### TASK TO COMPLETE
Compile every line that includes the word "time".
-- Start RECORDS TO PROCESS --
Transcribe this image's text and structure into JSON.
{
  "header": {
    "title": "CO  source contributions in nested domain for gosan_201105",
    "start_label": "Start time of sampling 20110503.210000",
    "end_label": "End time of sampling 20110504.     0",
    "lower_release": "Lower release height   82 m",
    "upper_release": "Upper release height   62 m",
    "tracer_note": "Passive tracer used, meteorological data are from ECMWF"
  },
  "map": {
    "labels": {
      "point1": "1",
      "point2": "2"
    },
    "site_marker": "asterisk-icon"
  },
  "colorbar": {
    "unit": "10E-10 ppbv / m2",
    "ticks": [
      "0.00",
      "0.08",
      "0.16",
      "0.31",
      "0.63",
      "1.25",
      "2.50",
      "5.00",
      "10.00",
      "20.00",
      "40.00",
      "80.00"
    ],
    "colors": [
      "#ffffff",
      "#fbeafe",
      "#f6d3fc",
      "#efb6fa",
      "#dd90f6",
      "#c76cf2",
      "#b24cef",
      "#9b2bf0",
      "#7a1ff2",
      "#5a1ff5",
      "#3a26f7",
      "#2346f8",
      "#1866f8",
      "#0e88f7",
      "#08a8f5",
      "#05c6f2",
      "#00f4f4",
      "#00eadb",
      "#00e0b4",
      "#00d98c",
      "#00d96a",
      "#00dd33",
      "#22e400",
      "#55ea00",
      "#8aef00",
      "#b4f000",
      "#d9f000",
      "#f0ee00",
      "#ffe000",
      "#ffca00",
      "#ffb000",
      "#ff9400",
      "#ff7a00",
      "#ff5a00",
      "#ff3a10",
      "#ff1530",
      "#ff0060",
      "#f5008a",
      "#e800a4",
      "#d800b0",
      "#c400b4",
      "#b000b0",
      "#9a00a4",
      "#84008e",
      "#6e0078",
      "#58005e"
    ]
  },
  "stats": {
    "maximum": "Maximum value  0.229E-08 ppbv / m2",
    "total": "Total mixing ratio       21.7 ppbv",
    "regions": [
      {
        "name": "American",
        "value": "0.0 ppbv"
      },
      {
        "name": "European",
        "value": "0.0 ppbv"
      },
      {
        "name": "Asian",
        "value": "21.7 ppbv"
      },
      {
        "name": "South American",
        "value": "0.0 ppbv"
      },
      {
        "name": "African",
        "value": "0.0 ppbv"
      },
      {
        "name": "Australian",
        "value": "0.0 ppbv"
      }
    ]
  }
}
-- End RECORDS TO PROCESS --
### FULL RESPONSE
    "start_label": "Start time of sampling 20110503.210000",
    "end_label": "End time of sampling 20110504.     0",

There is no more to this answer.